"""

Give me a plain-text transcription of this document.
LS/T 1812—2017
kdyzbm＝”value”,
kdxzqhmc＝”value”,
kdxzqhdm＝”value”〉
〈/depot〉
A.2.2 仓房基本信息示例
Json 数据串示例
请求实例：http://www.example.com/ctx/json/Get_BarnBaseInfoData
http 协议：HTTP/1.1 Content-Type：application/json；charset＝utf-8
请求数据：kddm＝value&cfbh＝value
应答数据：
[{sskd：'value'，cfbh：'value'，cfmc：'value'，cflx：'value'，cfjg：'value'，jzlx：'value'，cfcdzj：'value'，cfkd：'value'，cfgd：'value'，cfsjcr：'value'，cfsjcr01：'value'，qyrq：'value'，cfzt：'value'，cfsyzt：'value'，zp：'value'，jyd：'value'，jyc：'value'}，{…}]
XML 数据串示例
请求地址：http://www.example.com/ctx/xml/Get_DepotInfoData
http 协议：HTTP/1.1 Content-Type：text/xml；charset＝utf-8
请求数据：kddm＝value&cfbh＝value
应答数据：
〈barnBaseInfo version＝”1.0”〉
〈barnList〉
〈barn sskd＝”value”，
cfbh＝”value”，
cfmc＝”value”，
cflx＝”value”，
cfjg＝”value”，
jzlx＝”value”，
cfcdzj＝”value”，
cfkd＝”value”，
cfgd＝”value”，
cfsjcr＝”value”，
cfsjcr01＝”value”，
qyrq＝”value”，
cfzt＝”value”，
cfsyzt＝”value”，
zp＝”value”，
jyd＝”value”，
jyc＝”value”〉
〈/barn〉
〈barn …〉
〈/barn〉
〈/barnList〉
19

"""

*STATED TASK:*
In the records above, collect each line with "cflx".

*SOLUTION TO THIS TASK:*
[{sskd：'value'，cfbh：'value'，cfmc：'value'，cflx：'value'，cfjg：'value'，jzlx：'value'，cfcdzj：'value'，cfkd：'value'，cfgd：'value'，cfsjcr：'value'，cfsjcr01：'value'，qyrq：'value'，cfzt：'value'，cfsyzt：'value'，zp：'value'，jyd：'value'，jyc：'value'}，{…}]
cflx＝”value”，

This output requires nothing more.